GIVEN EXERCISE
Count the lines below that include the word "JSON" and write that number alone.

_ _ _ _

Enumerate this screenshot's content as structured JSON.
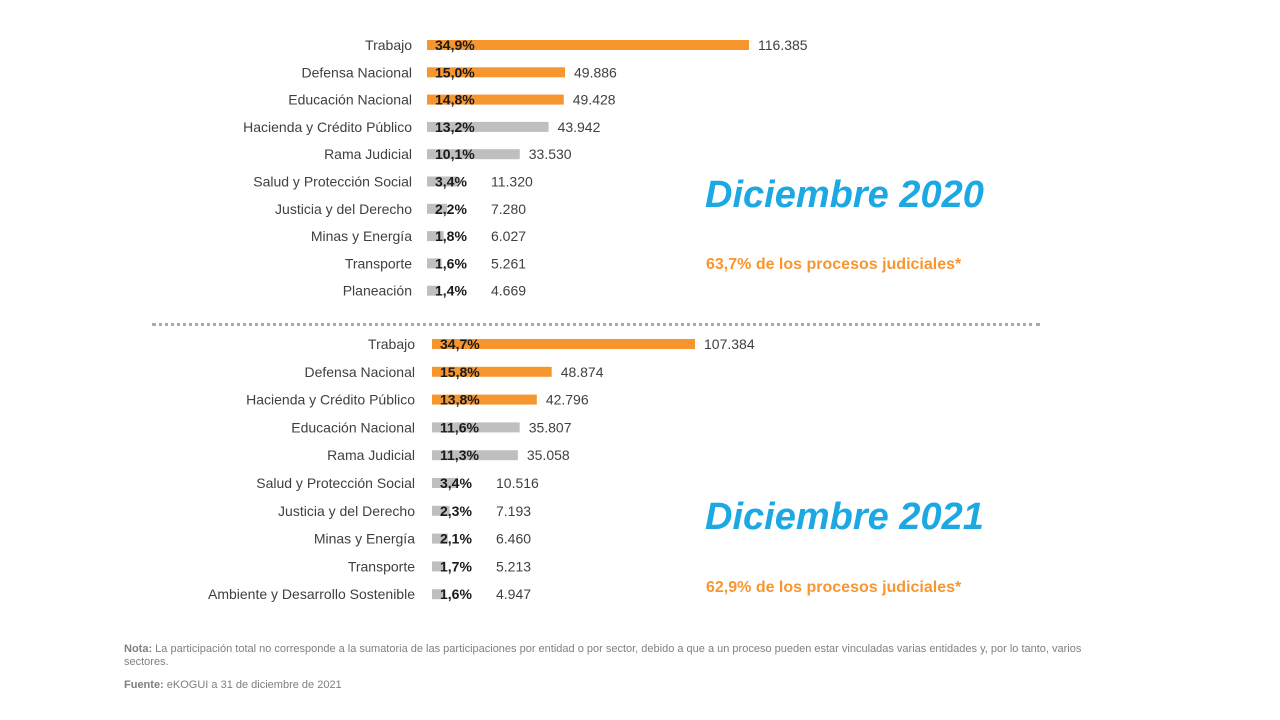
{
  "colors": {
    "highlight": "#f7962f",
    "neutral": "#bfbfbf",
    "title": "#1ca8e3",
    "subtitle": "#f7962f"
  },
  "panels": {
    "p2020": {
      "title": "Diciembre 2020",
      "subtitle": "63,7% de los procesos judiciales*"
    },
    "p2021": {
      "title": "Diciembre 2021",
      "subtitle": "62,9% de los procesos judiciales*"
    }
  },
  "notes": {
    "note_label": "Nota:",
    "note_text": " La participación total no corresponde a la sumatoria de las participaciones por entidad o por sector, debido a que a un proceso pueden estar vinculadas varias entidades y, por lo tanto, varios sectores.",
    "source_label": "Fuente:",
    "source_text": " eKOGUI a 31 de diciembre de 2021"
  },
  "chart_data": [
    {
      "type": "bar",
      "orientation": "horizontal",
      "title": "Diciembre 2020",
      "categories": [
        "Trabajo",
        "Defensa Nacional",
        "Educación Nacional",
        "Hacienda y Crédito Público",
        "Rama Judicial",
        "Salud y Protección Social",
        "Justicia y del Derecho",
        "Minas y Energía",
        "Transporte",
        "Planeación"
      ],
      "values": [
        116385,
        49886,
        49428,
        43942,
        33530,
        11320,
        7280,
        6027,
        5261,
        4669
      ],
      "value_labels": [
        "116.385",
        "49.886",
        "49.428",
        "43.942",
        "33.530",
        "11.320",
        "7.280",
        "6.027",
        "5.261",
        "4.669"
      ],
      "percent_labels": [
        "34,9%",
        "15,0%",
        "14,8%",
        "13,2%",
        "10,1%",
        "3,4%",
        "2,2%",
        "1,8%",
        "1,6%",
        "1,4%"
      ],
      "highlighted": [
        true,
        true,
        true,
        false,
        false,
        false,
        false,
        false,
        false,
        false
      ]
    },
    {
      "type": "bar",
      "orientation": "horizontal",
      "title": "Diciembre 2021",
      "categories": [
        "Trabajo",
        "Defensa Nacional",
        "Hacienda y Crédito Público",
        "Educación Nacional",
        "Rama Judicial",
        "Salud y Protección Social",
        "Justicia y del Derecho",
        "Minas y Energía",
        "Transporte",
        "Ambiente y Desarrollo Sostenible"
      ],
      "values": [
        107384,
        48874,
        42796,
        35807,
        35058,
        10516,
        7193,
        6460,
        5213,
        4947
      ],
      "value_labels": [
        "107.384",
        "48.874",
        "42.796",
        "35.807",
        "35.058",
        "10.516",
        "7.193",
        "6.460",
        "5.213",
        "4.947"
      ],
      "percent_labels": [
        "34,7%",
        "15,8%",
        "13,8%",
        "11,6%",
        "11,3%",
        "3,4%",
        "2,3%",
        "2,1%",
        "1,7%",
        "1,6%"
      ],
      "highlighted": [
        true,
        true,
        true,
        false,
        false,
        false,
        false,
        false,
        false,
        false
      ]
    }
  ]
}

_ _ _ _

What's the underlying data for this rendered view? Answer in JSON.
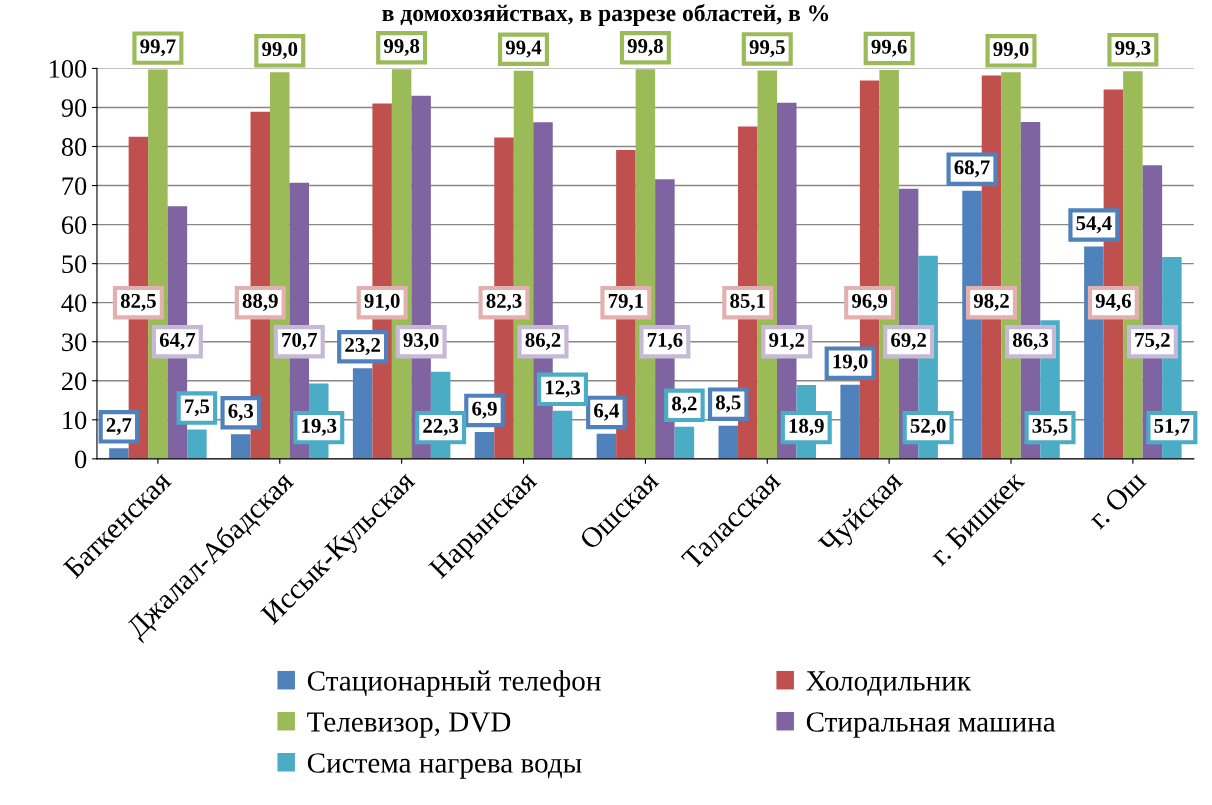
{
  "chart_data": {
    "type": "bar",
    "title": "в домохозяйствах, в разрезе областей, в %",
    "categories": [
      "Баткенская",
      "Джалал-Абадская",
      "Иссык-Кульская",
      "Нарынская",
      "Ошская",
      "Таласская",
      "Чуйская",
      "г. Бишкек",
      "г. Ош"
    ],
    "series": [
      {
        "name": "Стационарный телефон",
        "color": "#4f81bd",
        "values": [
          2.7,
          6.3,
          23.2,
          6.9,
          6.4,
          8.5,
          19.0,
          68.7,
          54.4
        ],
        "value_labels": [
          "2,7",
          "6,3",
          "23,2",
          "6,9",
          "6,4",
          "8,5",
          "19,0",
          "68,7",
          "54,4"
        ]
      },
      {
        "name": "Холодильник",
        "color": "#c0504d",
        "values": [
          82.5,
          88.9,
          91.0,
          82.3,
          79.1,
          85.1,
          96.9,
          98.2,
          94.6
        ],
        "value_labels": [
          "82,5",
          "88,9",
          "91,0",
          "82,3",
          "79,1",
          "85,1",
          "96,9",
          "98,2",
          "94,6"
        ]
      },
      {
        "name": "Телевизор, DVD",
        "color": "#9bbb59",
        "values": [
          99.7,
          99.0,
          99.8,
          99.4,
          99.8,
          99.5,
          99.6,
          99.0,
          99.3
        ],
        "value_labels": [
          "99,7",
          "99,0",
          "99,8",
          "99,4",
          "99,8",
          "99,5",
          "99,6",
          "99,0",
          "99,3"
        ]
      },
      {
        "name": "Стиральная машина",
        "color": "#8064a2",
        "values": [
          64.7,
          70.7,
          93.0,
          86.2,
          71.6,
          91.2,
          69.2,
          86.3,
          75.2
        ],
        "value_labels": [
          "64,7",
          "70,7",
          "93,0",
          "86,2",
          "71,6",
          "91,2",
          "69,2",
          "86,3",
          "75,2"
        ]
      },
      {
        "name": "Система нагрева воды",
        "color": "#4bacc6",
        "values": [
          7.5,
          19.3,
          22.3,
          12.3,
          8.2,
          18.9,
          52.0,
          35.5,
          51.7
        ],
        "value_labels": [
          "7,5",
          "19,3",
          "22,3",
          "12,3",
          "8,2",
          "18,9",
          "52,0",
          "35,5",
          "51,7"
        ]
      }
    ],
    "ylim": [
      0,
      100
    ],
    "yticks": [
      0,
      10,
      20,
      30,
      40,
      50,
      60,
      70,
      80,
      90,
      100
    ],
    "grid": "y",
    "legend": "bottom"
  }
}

_ _ _ _

COMPLETED TASK
2